Transcribe all the entries word for word, omitting any pictures they contain.

=-=-=-=-=

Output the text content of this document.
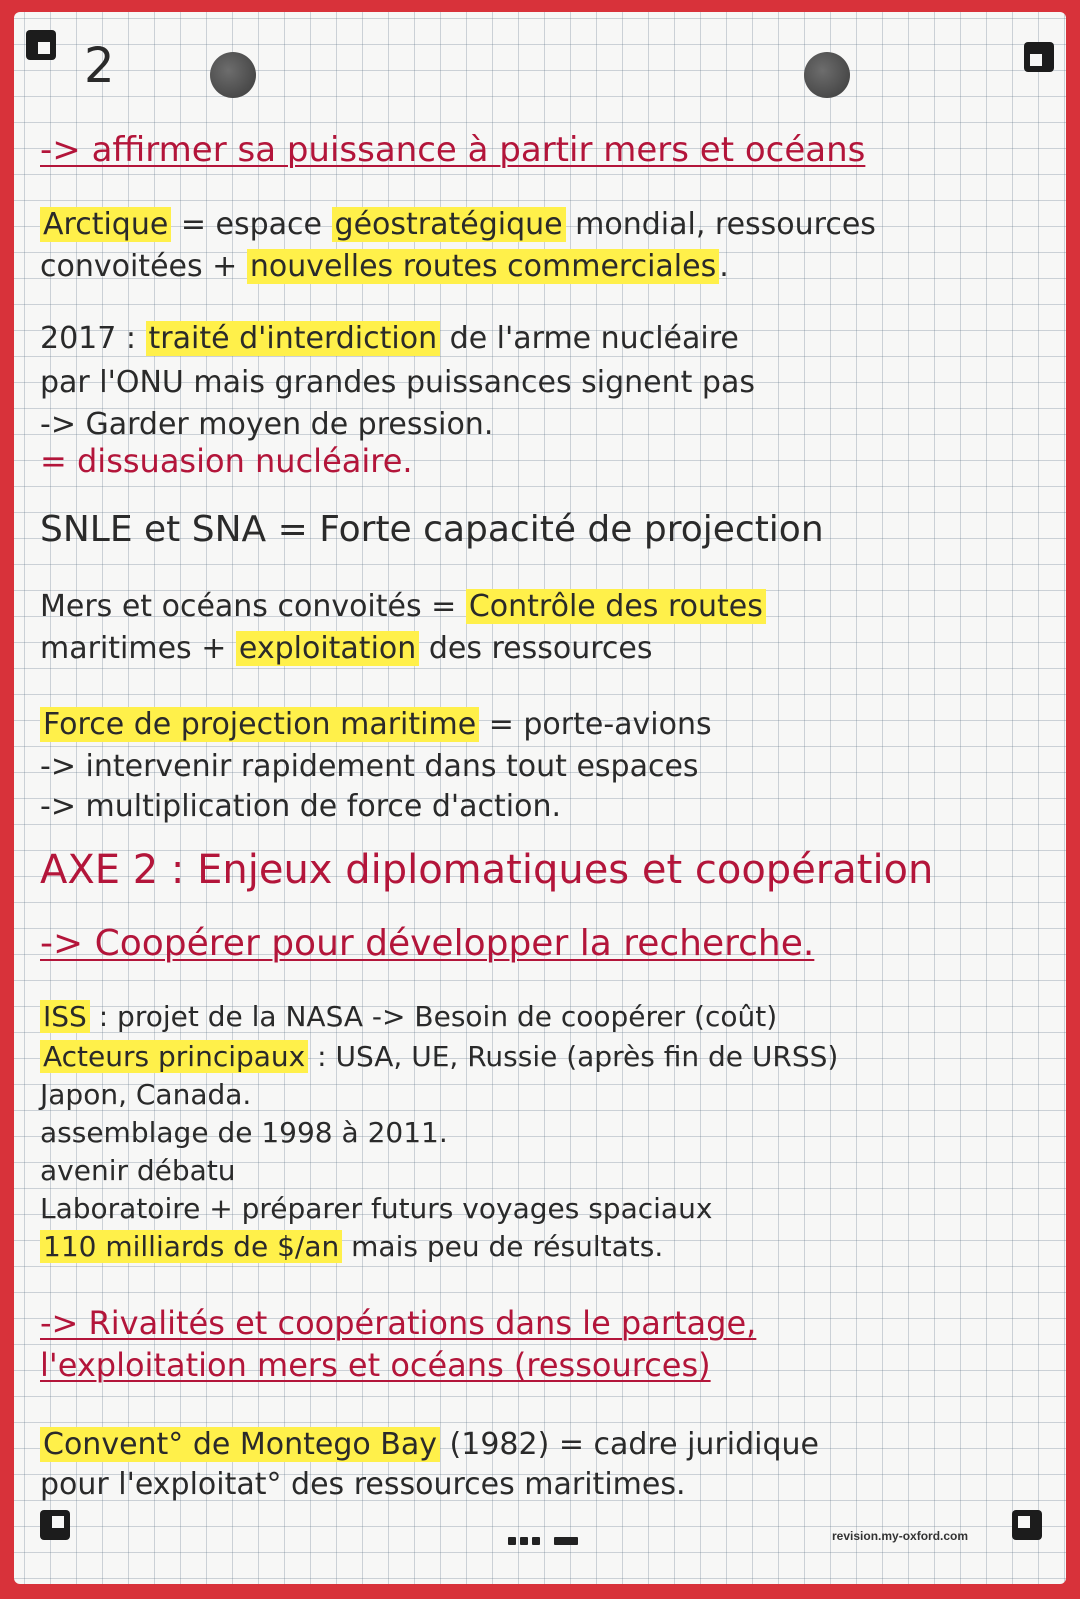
2
-> affirmer sa puissance à partir mers et océans
Arctique = espace géostratégique mondial, ressources
convoitées + nouvelles routes commerciales .
2017 : traité d'interdiction de l'arme nucléaire
par l'ONU mais grandes puissances signent pas
-> Garder moyen de pression.
= dissuasion nucléaire.
SNLE et SNA = Forte capacité de projection
Mers et océans convoités = Contrôle des routes
maritimes + exploitation des ressources
Force de projection maritime = porte-avions
-> intervenir rapidement dans tout espaces
-> multiplication de force d'action.
AXE 2 : Enjeux diplomatiques et coopération
-> Coopérer pour développer la recherche.
ISS : projet de la NASA -> Besoin de coopérer (coût)
Acteurs principaux : USA, UE, Russie (après fin de URSS)
Japon, Canada.
assemblage de 1998 à 2011.
avenir débatu
Laboratoire + préparer futurs voyages spaciaux
110 milliards de $/an mais peu de résultats.
-> Rivalités et coopérations dans le partage,
l'exploitation mers et océans (ressources)
Convent° de Montego Bay (1982) = cadre juridique
pour l'exploitat° des ressources maritimes.
revision.my-oxford.com
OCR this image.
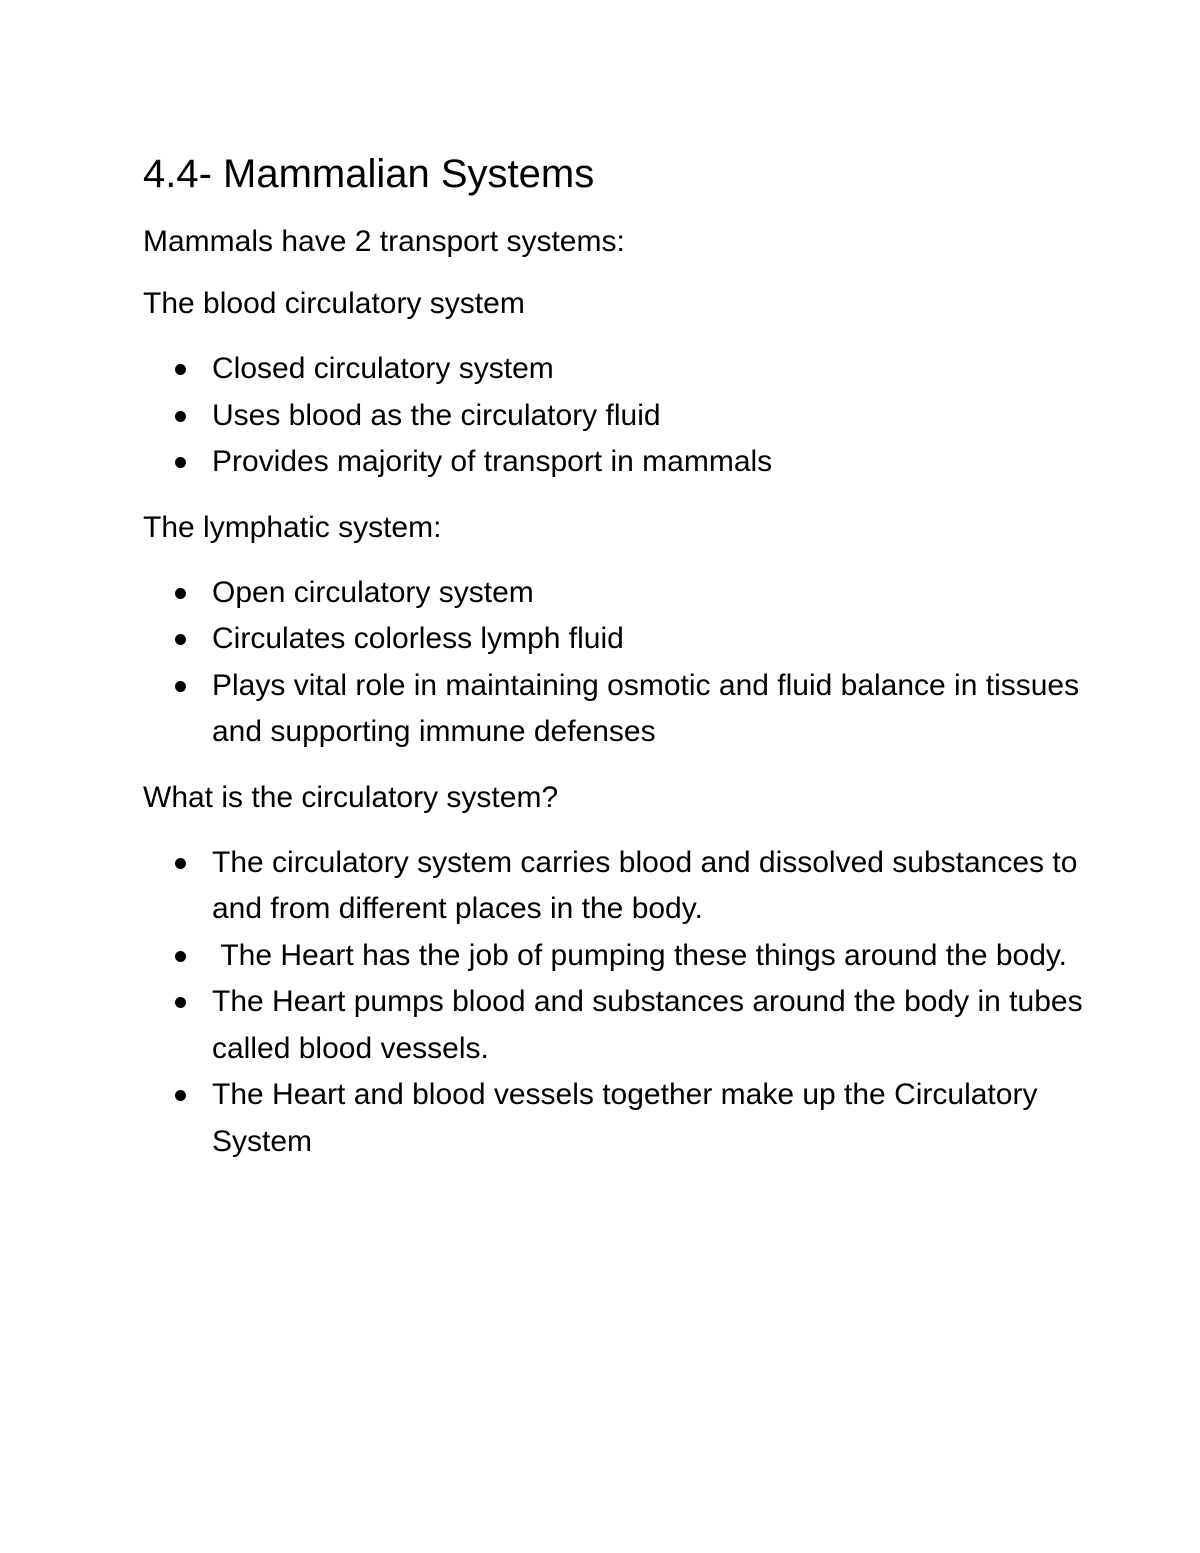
4.4- Mammalian Systems

Mammals have 2 transport systems:

The blood circulatory system

Closed circulatory system
Uses blood as the circulatory fluid
Provides majority of transport in mammals

The lymphatic system:

Open circulatory system
Circulates colorless lymph fluid
Plays vital role in maintaining osmotic and fluid balance in tissues and supporting immune defenses

What is the circulatory system?

The circulatory system carries blood and dissolved substances to and from different places in the body.
The Heart has the job of pumping these things around the body.
The Heart pumps blood and substances around the body in tubes called blood vessels.
The Heart and blood vessels together make up the Circulatory System
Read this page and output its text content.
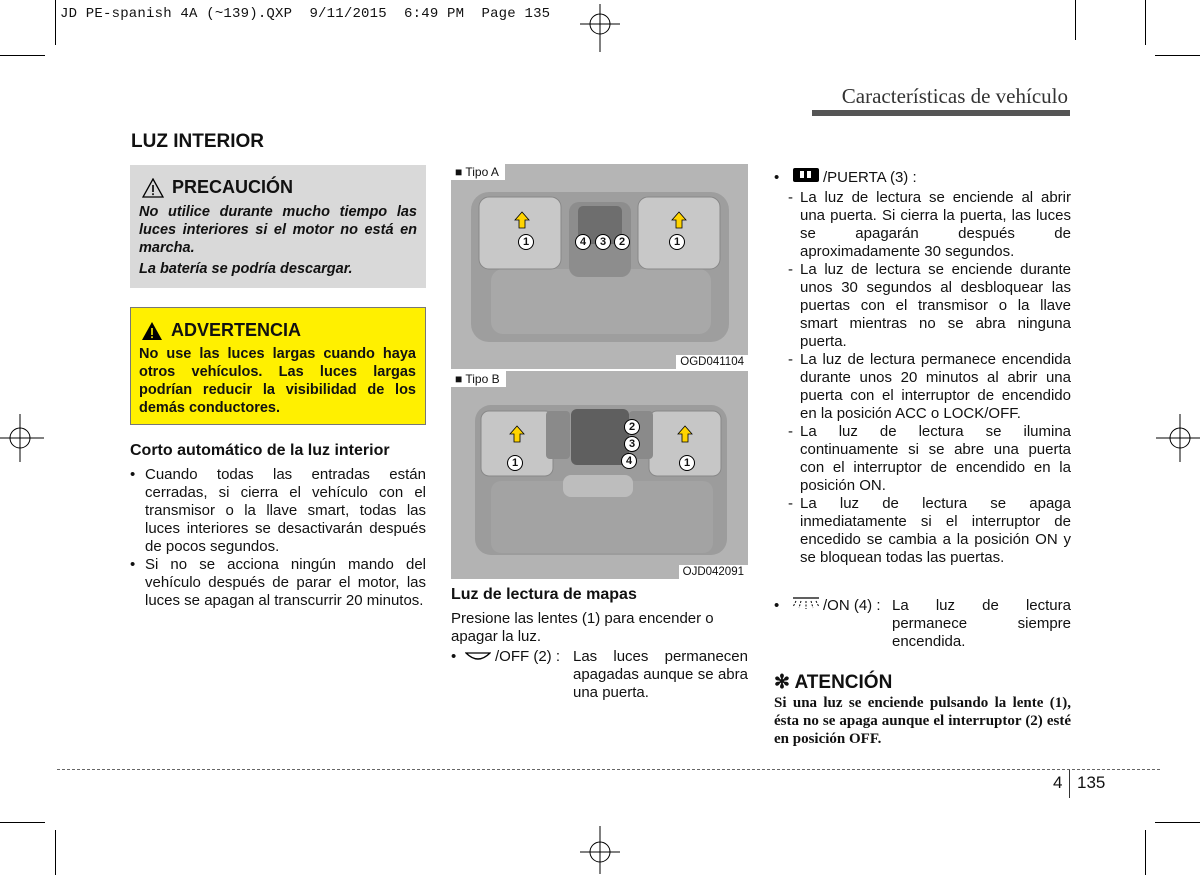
JD PE-spanish 4A (~139).QXP  9/11/2015  6:49 PM  Page 135
Características de vehículo
LUZ INTERIOR
PRECAUCIÓN
No utilice durante mucho tiempo las luces interiores si el motor no está en marcha.
La batería se podría descargar.
ADVERTENCIA
No use las luces largas cuando haya otros vehículos. Las luces largas podrían reducir la visibilidad de los demás conductores.
Corto automático de la luz interior
• Cuando todas las entradas están cerradas, si cierra el vehículo con el transmisor o la llave smart, todas las luces interiores se desactivarán después de pocos segundos.
• Si no se acciona ningún mando del vehículo después de parar el motor, las luces se apagan al transcurrir 20 minutos.
1	4	3	2	1
■ Tipo A
OGD041104
1
2
3
4	1
■ Tipo B
OJD042091
Luz de lectura de mapas
Presione las lentes (1) para encender o apagar la luz.
•	/OFF (2) : Las luces permanecen apagadas aunque se abra una puerta.
•	/PUERTA (3) :
- La luz de lectura se enciende al abrir una puerta. Si cierra la puerta, las luces se apagarán después de aproximadamente 30 segundos.
- La luz de lectura se enciende durante unos 30 segundos al desbloquear las puertas con el transmisor o la llave smart mientras no se abra ninguna puerta.
- La luz de lectura permanece encendida durante unos 20 minutos al abrir una puerta con el interruptor de encendido en la posición ACC o LOCK/OFF.
- La luz de lectura se ilumina continuamente si se abre una puerta con el interruptor de encendido en la posición ON.
- La luz de lectura se apaga inmediatamente si el interruptor de encedido se cambia a la posición ON y se bloquean todas las puertas.
•	/ON (4) : La luz de lectura permanece siempre encendida.
✻ ATENCIÓN
Si una luz se enciende pulsando la lente (1), ésta no se apaga aunque el interruptor (2) esté en posición OFF.
4 135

=-=-=-=-=

▸ Task answer
Output the text content of this document.
2
-> affirmer sa puissance à partir mers et océans
Arctique = espace géostratégique mondial, ressources
convoitées + nouvelles routes commerciales .
2017 : traité d'interdiction de l'arme nucléaire
par l'ONU mais grandes puissances signent pas
-> Garder moyen de pression.
= dissuasion nucléaire.
SNLE et SNA = Forte capacité de projection
Mers et océans convoités = Contrôle des routes
maritimes + exploitation des ressources
Force de projection maritime = porte-avions
-> intervenir rapidement dans tout espaces
-> multiplication de force d'action.
AXE 2 : Enjeux diplomatiques et coopération
-> Coopérer pour développer la recherche.
ISS : projet de la NASA -> Besoin de coopérer (coût)
Acteurs principaux : USA, UE, Russie (après fin de URSS)
Japon, Canada.
assemblage de 1998 à 2011.
avenir débatu
Laboratoire + préparer futurs voyages spaciaux
110 milliards de $/an mais peu de résultats.
-> Rivalités et coopérations dans le partage,
l'exploitation mers et océans (ressources)
Convent° de Montego Bay (1982) = cadre juridique
pour l'exploitat° des ressources maritimes.
revision.my-oxford.com
OCR this image.
4.4- Mammalian Systems

Mammals have 2 transport systems:

The blood circulatory system

Closed circulatory system
Uses blood as the circulatory fluid
Provides majority of transport in mammals

The lymphatic system:

Open circulatory system
Circulates colorless lymph fluid
Plays vital role in maintaining osmotic and fluid balance in tissues and supporting immune defenses

What is the circulatory system?

The circulatory system carries blood and dissolved substances to and from different places in the body.
The Heart has the job of pumping these things around the body.
The Heart pumps blood and substances around the body in tubes called blood vessels.
The Heart and blood vessels together make up the Circulatory System
Read this page and output its text content.
JD PE-spanish 4A (~139).QXP  9/11/2015  6:49 PM  Page 135
Características de vehículo
LUZ INTERIOR
PRECAUCIÓN
No utilice durante mucho tiempo las luces interiores si el motor no está en marcha.
La batería se podría descargar.
ADVERTENCIA
No use las luces largas cuando haya otros vehículos. Las luces largas podrían reducir la visibilidad de los demás conductores.
Corto automático de la luz interior
• Cuando todas las entradas están cerradas, si cierra el vehículo con el transmisor o la llave smart, todas las luces interiores se desactivarán después de pocos segundos.
• Si no se acciona ningún mando del vehículo después de parar el motor, las luces se apagan al transcurrir 20 minutos.
1	4	3	2	1
■ Tipo A
OGD041104
1
2
3
4	1
■ Tipo B
OJD042091
Luz de lectura de mapas
Presione las lentes (1) para encender o apagar la luz.
•	/OFF (2) : Las luces permanecen apagadas aunque se abra una puerta.
•	/PUERTA (3) :
- La luz de lectura se enciende al abrir una puerta. Si cierra la puerta, las luces se apagarán después de aproximadamente 30 segundos.
- La luz de lectura se enciende durante unos 30 segundos al desbloquear las puertas con el transmisor o la llave smart mientras no se abra ninguna puerta.
- La luz de lectura permanece encendida durante unos 20 minutos al abrir una puerta con el interruptor de encendido en la posición ACC o LOCK/OFF.
- La luz de lectura se ilumina continuamente si se abre una puerta con el interruptor de encendido en la posición ON.
- La luz de lectura se apaga inmediatamente si el interruptor de encedido se cambia a la posición ON y se bloquean todas las puertas.
•	/ON (4) : La luz de lectura permanece siempre encendida.
✻ ATENCIÓN
Si una luz se enciende pulsando la lente (1), ésta no se apaga aunque el interruptor (2) esté en posición OFF.
4 135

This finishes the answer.